Given data:

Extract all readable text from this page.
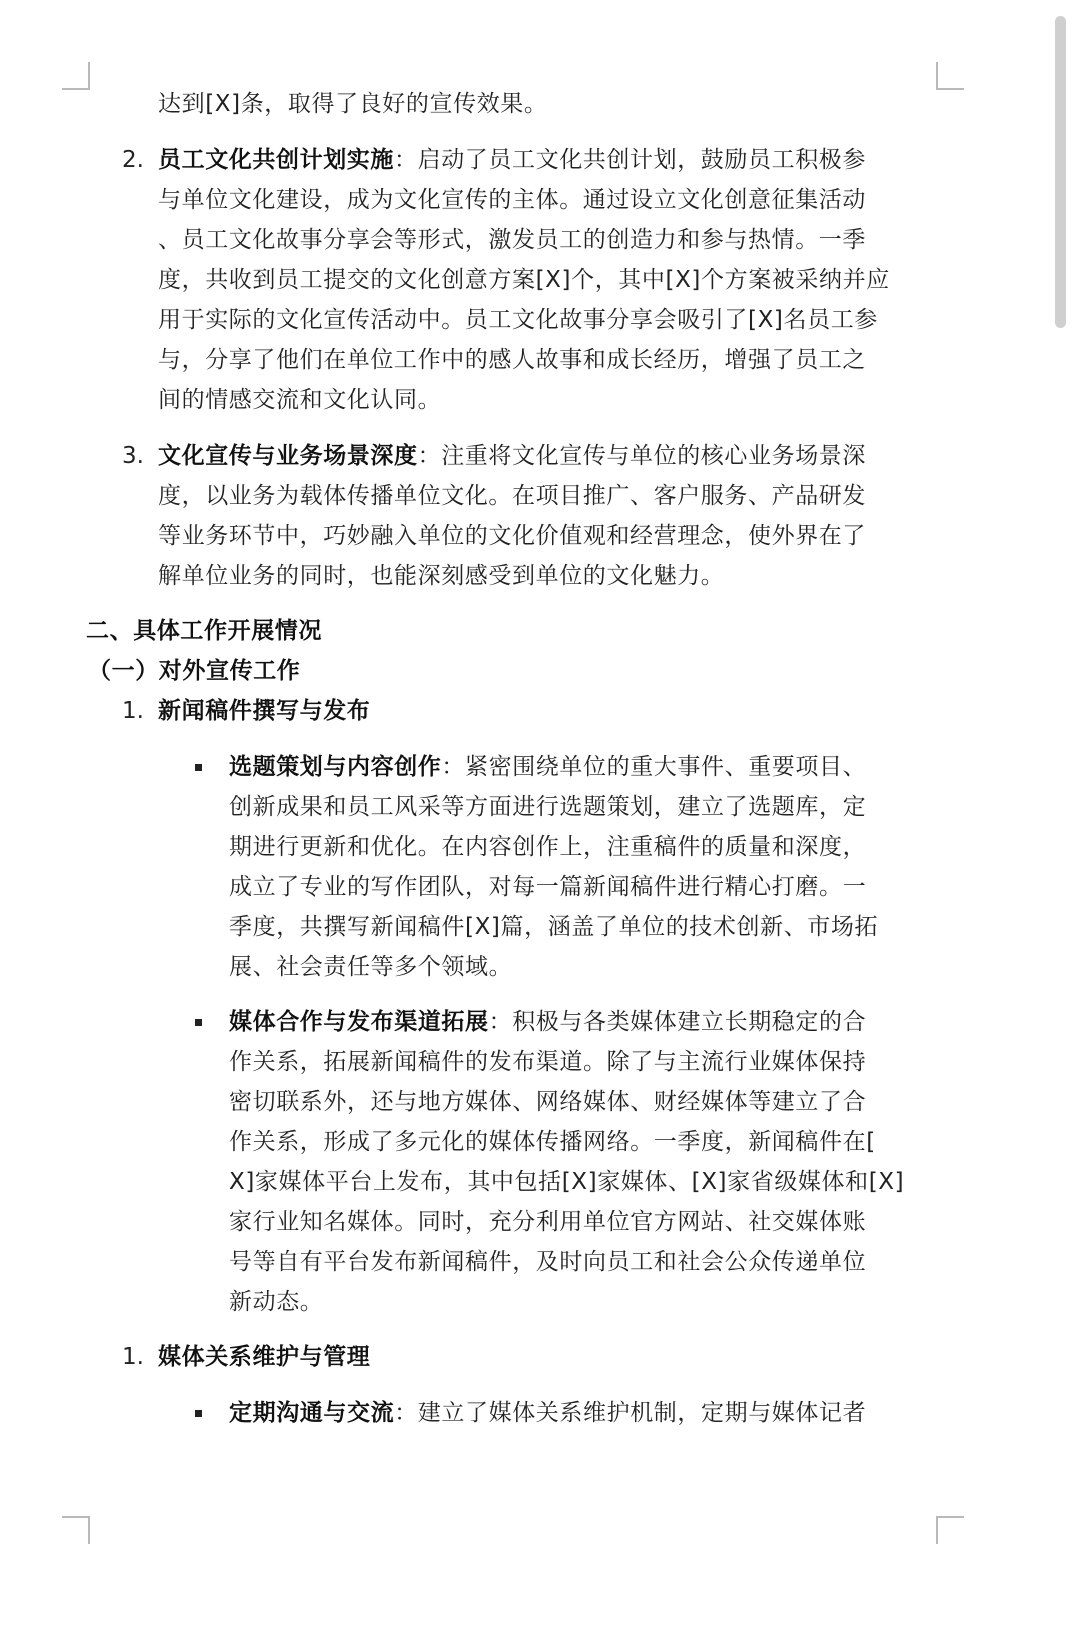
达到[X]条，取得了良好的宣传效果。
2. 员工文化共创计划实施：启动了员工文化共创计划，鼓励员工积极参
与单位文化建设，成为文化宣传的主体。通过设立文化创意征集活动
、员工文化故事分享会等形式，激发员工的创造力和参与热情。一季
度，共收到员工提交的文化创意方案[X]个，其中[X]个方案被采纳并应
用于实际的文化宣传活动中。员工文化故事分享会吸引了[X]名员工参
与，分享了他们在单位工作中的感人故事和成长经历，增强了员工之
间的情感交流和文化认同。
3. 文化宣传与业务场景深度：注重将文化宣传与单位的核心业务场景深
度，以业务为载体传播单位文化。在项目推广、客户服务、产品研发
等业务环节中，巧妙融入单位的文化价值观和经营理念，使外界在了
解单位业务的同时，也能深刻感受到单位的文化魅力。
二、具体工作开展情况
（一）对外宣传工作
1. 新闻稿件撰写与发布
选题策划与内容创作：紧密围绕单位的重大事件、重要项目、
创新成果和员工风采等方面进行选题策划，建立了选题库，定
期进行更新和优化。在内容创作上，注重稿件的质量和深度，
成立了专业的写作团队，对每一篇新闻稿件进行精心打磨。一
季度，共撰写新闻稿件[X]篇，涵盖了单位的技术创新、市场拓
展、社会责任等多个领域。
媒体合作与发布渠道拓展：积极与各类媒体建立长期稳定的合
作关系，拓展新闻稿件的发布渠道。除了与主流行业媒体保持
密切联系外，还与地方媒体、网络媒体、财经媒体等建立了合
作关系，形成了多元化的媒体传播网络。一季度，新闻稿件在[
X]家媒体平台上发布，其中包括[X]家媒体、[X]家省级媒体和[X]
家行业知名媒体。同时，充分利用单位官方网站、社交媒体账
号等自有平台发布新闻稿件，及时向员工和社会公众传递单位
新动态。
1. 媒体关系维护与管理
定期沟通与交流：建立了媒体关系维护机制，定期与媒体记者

Written problem:
Set every line down exactly as written, leaving each picture out.

Final answer:
Extract all readable text from this page.
达到[X]条，取得了良好的宣传效果。
2. 员工文化共创计划实施：启动了员工文化共创计划，鼓励员工积极参
与单位文化建设，成为文化宣传的主体。通过设立文化创意征集活动
、员工文化故事分享会等形式，激发员工的创造力和参与热情。一季
度，共收到员工提交的文化创意方案[X]个，其中[X]个方案被采纳并应
用于实际的文化宣传活动中。员工文化故事分享会吸引了[X]名员工参
与，分享了他们在单位工作中的感人故事和成长经历，增强了员工之
间的情感交流和文化认同。
3. 文化宣传与业务场景深度：注重将文化宣传与单位的核心业务场景深
度，以业务为载体传播单位文化。在项目推广、客户服务、产品研发
等业务环节中，巧妙融入单位的文化价值观和经营理念，使外界在了
解单位业务的同时，也能深刻感受到单位的文化魅力。
二、具体工作开展情况
（一）对外宣传工作
1. 新闻稿件撰写与发布
选题策划与内容创作：紧密围绕单位的重大事件、重要项目、
创新成果和员工风采等方面进行选题策划，建立了选题库，定
期进行更新和优化。在内容创作上，注重稿件的质量和深度，
成立了专业的写作团队，对每一篇新闻稿件进行精心打磨。一
季度，共撰写新闻稿件[X]篇，涵盖了单位的技术创新、市场拓
展、社会责任等多个领域。
媒体合作与发布渠道拓展：积极与各类媒体建立长期稳定的合
作关系，拓展新闻稿件的发布渠道。除了与主流行业媒体保持
密切联系外，还与地方媒体、网络媒体、财经媒体等建立了合
作关系，形成了多元化的媒体传播网络。一季度，新闻稿件在[
X]家媒体平台上发布，其中包括[X]家媒体、[X]家省级媒体和[X]
家行业知名媒体。同时，充分利用单位官方网站、社交媒体账
号等自有平台发布新闻稿件，及时向员工和社会公众传递单位
新动态。
1. 媒体关系维护与管理
定期沟通与交流：建立了媒体关系维护机制，定期与媒体记者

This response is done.